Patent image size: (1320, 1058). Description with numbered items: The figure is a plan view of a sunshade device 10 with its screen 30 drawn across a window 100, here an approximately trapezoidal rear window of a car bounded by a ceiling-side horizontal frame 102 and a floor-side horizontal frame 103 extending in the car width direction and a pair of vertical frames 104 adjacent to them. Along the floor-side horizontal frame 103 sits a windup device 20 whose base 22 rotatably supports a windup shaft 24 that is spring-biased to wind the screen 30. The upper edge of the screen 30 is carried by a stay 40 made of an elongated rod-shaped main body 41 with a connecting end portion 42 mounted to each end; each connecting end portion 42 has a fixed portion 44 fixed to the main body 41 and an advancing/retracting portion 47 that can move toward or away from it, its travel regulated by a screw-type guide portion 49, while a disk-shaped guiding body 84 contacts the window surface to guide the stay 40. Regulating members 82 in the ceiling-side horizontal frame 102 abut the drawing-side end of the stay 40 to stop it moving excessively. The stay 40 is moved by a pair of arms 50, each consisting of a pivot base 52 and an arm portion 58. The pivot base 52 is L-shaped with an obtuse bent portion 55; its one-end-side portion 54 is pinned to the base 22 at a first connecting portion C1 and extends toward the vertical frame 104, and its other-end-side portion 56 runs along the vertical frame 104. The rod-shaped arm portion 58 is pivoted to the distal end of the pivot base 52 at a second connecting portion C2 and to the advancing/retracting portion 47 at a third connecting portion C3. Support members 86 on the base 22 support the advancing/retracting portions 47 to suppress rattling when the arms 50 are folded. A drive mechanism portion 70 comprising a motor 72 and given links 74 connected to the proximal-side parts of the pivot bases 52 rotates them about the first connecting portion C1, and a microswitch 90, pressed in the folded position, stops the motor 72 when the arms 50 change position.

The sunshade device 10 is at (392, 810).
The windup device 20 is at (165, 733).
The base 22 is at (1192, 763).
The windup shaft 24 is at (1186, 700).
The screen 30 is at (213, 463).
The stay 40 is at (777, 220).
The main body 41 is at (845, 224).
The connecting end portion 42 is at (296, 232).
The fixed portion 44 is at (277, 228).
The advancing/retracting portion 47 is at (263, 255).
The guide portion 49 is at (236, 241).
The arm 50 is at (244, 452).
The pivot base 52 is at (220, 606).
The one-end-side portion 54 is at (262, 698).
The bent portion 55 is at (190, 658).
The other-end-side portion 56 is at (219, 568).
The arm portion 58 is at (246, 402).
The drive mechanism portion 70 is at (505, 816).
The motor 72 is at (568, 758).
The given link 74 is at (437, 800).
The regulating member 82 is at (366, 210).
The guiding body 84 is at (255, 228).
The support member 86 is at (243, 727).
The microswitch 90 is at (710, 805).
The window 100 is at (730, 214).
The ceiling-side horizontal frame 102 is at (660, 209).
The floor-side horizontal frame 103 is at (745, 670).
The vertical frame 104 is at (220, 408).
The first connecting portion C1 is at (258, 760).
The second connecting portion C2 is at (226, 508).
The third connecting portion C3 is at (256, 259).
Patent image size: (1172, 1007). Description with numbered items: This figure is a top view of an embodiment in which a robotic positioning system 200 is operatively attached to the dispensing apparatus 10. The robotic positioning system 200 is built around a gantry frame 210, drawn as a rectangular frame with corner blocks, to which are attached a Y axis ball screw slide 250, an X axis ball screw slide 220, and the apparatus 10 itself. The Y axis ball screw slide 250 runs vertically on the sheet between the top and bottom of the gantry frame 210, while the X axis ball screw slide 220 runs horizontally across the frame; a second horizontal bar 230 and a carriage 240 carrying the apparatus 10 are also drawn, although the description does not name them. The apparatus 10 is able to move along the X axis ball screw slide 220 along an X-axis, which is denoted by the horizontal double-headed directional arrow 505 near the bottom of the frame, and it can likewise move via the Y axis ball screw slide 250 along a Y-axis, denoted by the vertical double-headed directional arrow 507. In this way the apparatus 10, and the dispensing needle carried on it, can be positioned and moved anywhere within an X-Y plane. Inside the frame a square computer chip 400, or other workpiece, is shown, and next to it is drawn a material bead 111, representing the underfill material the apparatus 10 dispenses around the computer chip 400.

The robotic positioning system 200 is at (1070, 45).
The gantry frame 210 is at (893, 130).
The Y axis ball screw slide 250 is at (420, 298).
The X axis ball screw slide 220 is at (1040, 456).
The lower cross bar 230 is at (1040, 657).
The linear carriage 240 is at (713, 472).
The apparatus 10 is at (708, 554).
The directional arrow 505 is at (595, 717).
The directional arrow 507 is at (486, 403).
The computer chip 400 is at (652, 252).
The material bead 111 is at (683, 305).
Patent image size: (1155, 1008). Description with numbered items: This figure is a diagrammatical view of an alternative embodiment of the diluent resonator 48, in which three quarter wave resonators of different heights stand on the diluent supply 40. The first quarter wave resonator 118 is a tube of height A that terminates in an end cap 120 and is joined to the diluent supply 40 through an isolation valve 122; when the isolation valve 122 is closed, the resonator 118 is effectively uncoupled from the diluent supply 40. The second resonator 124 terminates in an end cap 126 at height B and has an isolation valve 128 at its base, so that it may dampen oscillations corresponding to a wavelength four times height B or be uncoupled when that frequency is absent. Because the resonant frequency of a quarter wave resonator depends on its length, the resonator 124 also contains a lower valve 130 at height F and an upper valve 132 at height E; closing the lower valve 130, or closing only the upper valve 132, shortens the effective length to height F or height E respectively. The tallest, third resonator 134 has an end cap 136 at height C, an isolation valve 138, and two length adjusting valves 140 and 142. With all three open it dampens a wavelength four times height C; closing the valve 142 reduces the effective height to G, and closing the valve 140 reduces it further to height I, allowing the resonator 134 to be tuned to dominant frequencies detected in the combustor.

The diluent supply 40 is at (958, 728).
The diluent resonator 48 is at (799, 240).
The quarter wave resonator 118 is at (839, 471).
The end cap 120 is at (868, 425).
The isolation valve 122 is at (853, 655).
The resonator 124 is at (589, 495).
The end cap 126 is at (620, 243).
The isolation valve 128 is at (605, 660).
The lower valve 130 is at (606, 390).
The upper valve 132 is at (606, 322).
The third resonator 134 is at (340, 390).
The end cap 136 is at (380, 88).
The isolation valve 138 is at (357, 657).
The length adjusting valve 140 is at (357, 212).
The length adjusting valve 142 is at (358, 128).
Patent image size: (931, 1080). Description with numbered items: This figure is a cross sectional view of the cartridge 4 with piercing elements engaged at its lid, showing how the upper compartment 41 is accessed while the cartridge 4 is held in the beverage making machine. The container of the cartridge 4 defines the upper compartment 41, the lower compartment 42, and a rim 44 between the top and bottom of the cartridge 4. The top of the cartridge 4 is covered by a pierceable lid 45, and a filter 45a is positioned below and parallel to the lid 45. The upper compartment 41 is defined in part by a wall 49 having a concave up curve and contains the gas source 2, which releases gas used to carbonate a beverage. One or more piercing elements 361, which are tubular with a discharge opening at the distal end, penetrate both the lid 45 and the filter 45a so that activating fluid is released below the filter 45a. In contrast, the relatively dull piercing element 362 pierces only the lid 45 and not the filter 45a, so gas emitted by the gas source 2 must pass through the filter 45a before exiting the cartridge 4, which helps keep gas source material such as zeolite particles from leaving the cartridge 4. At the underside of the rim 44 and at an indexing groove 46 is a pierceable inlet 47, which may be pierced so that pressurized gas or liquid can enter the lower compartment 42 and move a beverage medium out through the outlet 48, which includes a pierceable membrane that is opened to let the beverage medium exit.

——————

**TASK STATEMENT**. Can you transcribe every one of the items above line for line, keeping each word unchanged?

**RESPONSE**.
Patent image size: (1320, 1058). Description with numbered items: The figure is a plan view of a sunshade device 10 with its screen 30 drawn across a window 100, here an approximately trapezoidal rear window of a car bounded by a ceiling-side horizontal frame 102 and a floor-side horizontal frame 103 extending in the car width direction and a pair of vertical frames 104 adjacent to them. Along the floor-side horizontal frame 103 sits a windup device 20 whose base 22 rotatably supports a windup shaft 24 that is spring-biased to wind the screen 30. The upper edge of the screen 30 is carried by a stay 40 made of an elongated rod-shaped main body 41 with a connecting end portion 42 mounted to each end; each connecting end portion 42 has a fixed portion 44 fixed to the main body 41 and an advancing/retracting portion 47 that can move toward or away from it, its travel regulated by a screw-type guide portion 49, while a disk-shaped guiding body 84 contacts the window surface to guide the stay 40. Regulating members 82 in the ceiling-side horizontal frame 102 abut the drawing-side end of the stay 40 to stop it moving excessively. The stay 40 is moved by a pair of arms 50, each consisting of a pivot base 52 and an arm portion 58. The pivot base 52 is L-shaped with an obtuse bent portion 55; its one-end-side portion 54 is pinned to the base 22 at a first connecting portion C1 and extends toward the vertical frame 104, and its other-end-side portion 56 runs along the vertical frame 104. The rod-shaped arm portion 58 is pivoted to the distal end of the pivot base 52 at a second connecting portion C2 and to the advancing/retracting portion 47 at a third connecting portion C3. Support members 86 on the base 22 support the advancing/retracting portions 47 to suppress rattling when the arms 50 are folded. A drive mechanism portion 70 comprising a motor 72 and given links 74 connected to the proximal-side parts of the pivot bases 52 rotates them about the first connecting portion C1, and a microswitch 90, pressed in the folded position, stops the motor 72 when the arms 50 change position.

The sunshade device 10 is at (392, 810).
The windup device 20 is at (165, 733).
The base 22 is at (1192, 763).
The windup shaft 24 is at (1186, 700).
The screen 30 is at (213, 463).
The stay 40 is at (777, 220).
The main body 41 is at (845, 224).
The connecting end portion 42 is at (296, 232).
The fixed portion 44 is at (277, 228).
The advancing/retracting portion 47 is at (263, 255).
The guide portion 49 is at (236, 241).
The arm 50 is at (244, 452).
The pivot base 52 is at (220, 606).
The one-end-side portion 54 is at (262, 698).
The bent portion 55 is at (190, 658).
The other-end-side portion 56 is at (219, 568).
The arm portion 58 is at (246, 402).
The drive mechanism portion 70 is at (505, 816).
The motor 72 is at (568, 758).
The given link 74 is at (437, 800).
The regulating member 82 is at (366, 210).
The guiding body 84 is at (255, 228).
The support member 86 is at (243, 727).
The microswitch 90 is at (710, 805).
The window 100 is at (730, 214).
The ceiling-side horizontal frame 102 is at (660, 209).
The floor-side horizontal frame 103 is at (745, 670).
The vertical frame 104 is at (220, 408).
The first connecting portion C1 is at (258, 760).
The second connecting portion C2 is at (226, 508).
The third connecting portion C3 is at (256, 259).
Patent image size: (1172, 1007). Description with numbered items: This figure is a top view of an embodiment in which a robotic positioning system 200 is operatively attached to the dispensing apparatus 10. The robotic positioning system 200 is built around a gantry frame 210, drawn as a rectangular frame with corner blocks, to which are attached a Y axis ball screw slide 250, an X axis ball screw slide 220, and the apparatus 10 itself. The Y axis ball screw slide 250 runs vertically on the sheet between the top and bottom of the gantry frame 210, while the X axis ball screw slide 220 runs horizontally across the frame; a second horizontal bar 230 and a carriage 240 carrying the apparatus 10 are also drawn, although the description does not name them. The apparatus 10 is able to move along the X axis ball screw slide 220 along an X-axis, which is denoted by the horizontal double-headed directional arrow 505 near the bottom of the frame, and it can likewise move via the Y axis ball screw slide 250 along a Y-axis, denoted by the vertical double-headed directional arrow 507. In this way the apparatus 10, and the dispensing needle carried on it, can be positioned and moved anywhere within an X-Y plane. Inside the frame a square computer chip 400, or other workpiece, is shown, and next to it is drawn a material bead 111, representing the underfill material the apparatus 10 dispenses around the computer chip 400.

The robotic positioning system 200 is at (1070, 45).
The gantry frame 210 is at (893, 130).
The Y axis ball screw slide 250 is at (420, 298).
The X axis ball screw slide 220 is at (1040, 456).
The lower cross bar 230 is at (1040, 657).
The linear carriage 240 is at (713, 472).
The apparatus 10 is at (708, 554).
The directional arrow 505 is at (595, 717).
The directional arrow 507 is at (486, 403).
The computer chip 400 is at (652, 252).
The material bead 111 is at (683, 305).
Patent image size: (1155, 1008). Description with numbered items: This figure is a diagrammatical view of an alternative embodiment of the diluent resonator 48, in which three quarter wave resonators of different heights stand on the diluent supply 40. The first quarter wave resonator 118 is a tube of height A that terminates in an end cap 120 and is joined to the diluent supply 40 through an isolation valve 122; when the isolation valve 122 is closed, the resonator 118 is effectively uncoupled from the diluent supply 40. The second resonator 124 terminates in an end cap 126 at height B and has an isolation valve 128 at its base, so that it may dampen oscillations corresponding to a wavelength four times height B or be uncoupled when that frequency is absent. Because the resonant frequency of a quarter wave resonator depends on its length, the resonator 124 also contains a lower valve 130 at height F and an upper valve 132 at height E; closing the lower valve 130, or closing only the upper valve 132, shortens the effective length to height F or height E respectively. The tallest, third resonator 134 has an end cap 136 at height C, an isolation valve 138, and two length adjusting valves 140 and 142. With all three open it dampens a wavelength four times height C; closing the valve 142 reduces the effective height to G, and closing the valve 140 reduces it further to height I, allowing the resonator 134 to be tuned to dominant frequencies detected in the combustor.

The diluent supply 40 is at (958, 728).
The diluent resonator 48 is at (799, 240).
The quarter wave resonator 118 is at (839, 471).
The end cap 120 is at (868, 425).
The isolation valve 122 is at (853, 655).
The resonator 124 is at (589, 495).
The end cap 126 is at (620, 243).
The isolation valve 128 is at (605, 660).
The lower valve 130 is at (606, 390).
The upper valve 132 is at (606, 322).
The third resonator 134 is at (340, 390).
The end cap 136 is at (380, 88).
The isolation valve 138 is at (357, 657).
The length adjusting valve 140 is at (357, 212).
The length adjusting valve 142 is at (358, 128).
Patent image size: (931, 1080). Description with numbered items: This figure is a cross sectional view of the cartridge 4 with piercing elements engaged at its lid, showing how the upper compartment 41 is accessed while the cartridge 4 is held in the beverage making machine. The container of the cartridge 4 defines the upper compartment 41, the lower compartment 42, and a rim 44 between the top and bottom of the cartridge 4. The top of the cartridge 4 is covered by a pierceable lid 45, and a filter 45a is positioned below and parallel to the lid 45. The upper compartment 41 is defined in part by a wall 49 having a concave up curve and contains the gas source 2, which releases gas used to carbonate a beverage. One or more piercing elements 361, which are tubular with a discharge opening at the distal end, penetrate both the lid 45 and the filter 45a so that activating fluid is released below the filter 45a. In contrast, the relatively dull piercing element 362 pierces only the lid 45 and not the filter 45a, so gas emitted by the gas source 2 must pass through the filter 45a before exiting the cartridge 4, which helps keep gas source material such as zeolite particles from leaving the cartridge 4. At the underside of the rim 44 and at an indexing groove 46 is a pierceable inlet 47, which may be pierced so that pressurized gas or liquid can enter the lower compartment 42 and move a beverage medium out through the outlet 48, which includes a pierceable membrane that is opened to let the beverage medium exit.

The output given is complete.